Requirements.
From the listing below, extract every line in which the word "ffffff" appears.

Information provided.

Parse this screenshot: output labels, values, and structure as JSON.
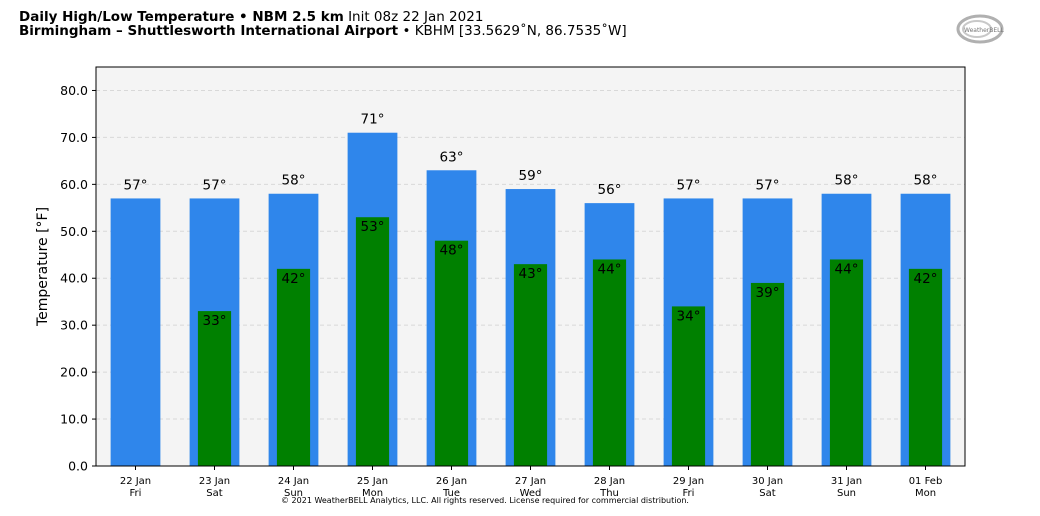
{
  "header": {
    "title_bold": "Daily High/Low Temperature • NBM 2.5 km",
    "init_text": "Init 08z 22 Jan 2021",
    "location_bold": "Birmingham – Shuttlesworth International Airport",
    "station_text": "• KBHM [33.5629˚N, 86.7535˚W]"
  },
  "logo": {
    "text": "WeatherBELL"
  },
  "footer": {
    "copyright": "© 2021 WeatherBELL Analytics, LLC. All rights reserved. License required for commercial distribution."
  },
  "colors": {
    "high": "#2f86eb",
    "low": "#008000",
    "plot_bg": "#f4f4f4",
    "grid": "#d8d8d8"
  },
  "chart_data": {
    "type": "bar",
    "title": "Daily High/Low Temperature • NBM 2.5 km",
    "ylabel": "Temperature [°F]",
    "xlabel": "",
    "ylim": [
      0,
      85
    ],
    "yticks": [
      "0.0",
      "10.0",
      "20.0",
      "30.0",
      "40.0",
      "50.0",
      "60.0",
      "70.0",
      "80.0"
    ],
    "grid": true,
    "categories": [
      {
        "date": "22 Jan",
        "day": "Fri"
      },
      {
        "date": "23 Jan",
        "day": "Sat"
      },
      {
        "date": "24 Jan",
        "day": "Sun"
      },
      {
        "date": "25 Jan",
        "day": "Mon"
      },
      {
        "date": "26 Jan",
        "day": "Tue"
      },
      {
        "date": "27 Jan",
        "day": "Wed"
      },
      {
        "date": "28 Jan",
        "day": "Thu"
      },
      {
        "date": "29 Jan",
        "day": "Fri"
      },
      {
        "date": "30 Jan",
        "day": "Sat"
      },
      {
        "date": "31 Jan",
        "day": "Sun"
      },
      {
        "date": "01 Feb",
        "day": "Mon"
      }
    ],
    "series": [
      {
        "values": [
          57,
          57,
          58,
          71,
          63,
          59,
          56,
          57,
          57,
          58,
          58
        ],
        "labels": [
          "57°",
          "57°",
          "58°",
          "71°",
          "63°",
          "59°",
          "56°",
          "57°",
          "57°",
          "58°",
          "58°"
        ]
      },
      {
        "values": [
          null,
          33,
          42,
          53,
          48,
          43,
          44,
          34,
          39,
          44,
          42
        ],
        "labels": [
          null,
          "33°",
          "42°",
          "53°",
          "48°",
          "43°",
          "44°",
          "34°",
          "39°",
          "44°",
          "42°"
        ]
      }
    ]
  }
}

--

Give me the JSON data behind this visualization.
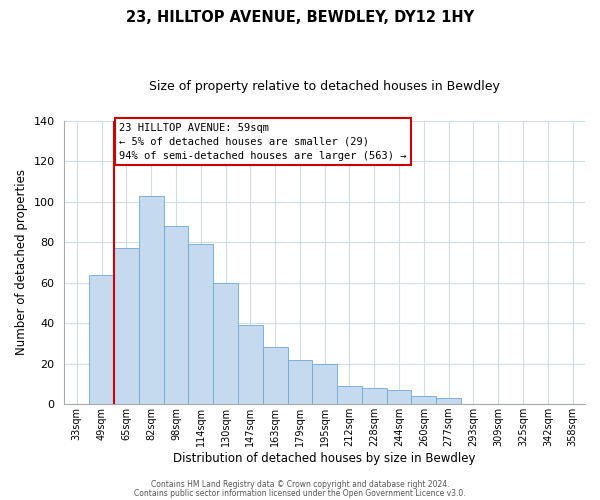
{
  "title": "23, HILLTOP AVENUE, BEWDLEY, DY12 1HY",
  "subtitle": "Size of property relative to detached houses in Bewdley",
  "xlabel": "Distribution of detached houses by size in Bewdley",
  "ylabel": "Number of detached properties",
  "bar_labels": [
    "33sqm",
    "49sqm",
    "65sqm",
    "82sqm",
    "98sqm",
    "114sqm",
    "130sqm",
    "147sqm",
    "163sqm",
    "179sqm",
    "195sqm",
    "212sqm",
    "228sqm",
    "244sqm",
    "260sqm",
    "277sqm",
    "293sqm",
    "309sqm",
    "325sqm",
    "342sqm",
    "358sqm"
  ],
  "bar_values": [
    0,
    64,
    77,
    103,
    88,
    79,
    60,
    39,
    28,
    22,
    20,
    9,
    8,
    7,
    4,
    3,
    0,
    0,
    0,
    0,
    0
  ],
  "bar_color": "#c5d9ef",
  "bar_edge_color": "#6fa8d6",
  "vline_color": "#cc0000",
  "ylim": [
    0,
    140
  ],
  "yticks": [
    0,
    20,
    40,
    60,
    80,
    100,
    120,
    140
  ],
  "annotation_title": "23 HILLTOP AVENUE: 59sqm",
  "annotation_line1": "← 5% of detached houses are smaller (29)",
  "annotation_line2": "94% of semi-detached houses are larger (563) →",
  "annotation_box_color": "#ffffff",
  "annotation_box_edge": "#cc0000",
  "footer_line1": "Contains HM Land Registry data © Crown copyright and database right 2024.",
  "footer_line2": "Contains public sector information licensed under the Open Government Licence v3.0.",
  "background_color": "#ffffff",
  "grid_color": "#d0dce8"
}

Task result.
  "annotation_box_color": "#ffffff",
  "background_color": "#ffffff",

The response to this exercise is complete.